- **Task to carry out**
Write out the listing below again, precisely as it is given.

Stored items:
━━━

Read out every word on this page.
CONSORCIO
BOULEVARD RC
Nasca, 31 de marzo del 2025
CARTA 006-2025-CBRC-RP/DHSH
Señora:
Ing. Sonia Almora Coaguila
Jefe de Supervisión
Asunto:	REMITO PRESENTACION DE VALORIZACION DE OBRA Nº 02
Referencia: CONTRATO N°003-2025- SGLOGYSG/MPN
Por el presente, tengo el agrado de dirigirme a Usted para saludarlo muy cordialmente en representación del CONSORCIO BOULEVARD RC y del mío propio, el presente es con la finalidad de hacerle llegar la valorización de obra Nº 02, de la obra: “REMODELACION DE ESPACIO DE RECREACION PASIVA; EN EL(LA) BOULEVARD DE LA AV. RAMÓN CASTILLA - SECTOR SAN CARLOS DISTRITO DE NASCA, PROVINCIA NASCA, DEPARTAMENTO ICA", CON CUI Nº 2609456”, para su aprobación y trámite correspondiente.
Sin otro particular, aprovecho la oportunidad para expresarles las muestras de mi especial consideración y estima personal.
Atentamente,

━━━

- **Final result**
Read out every word on this page.
CONSORCIO
BOULEVARD RC
Nasca, 31 de marzo del 2025
CARTA 006-2025-CBRC-RP/DHSH
Señora:
Ing. Sonia Almora Coaguila
Jefe de Supervisión
Asunto:	REMITO PRESENTACION DE VALORIZACION DE OBRA Nº 02
Referencia: CONTRATO N°003-2025- SGLOGYSG/MPN
Por el presente, tengo el agrado de dirigirme a Usted para saludarlo muy cordialmente en representación del CONSORCIO BOULEVARD RC y del mío propio, el presente es con la finalidad de hacerle llegar la valorización de obra Nº 02, de la obra: “REMODELACION DE ESPACIO DE RECREACION PASIVA; EN EL(LA) BOULEVARD DE LA AV. RAMÓN CASTILLA - SECTOR SAN CARLOS DISTRITO DE NASCA, PROVINCIA NASCA, DEPARTAMENTO ICA", CON CUI Nº 2609456”, para su aprobación y trámite correspondiente.
Sin otro particular, aprovecho la oportunidad para expresarles las muestras de mi especial consideración y estima personal.
Atentamente,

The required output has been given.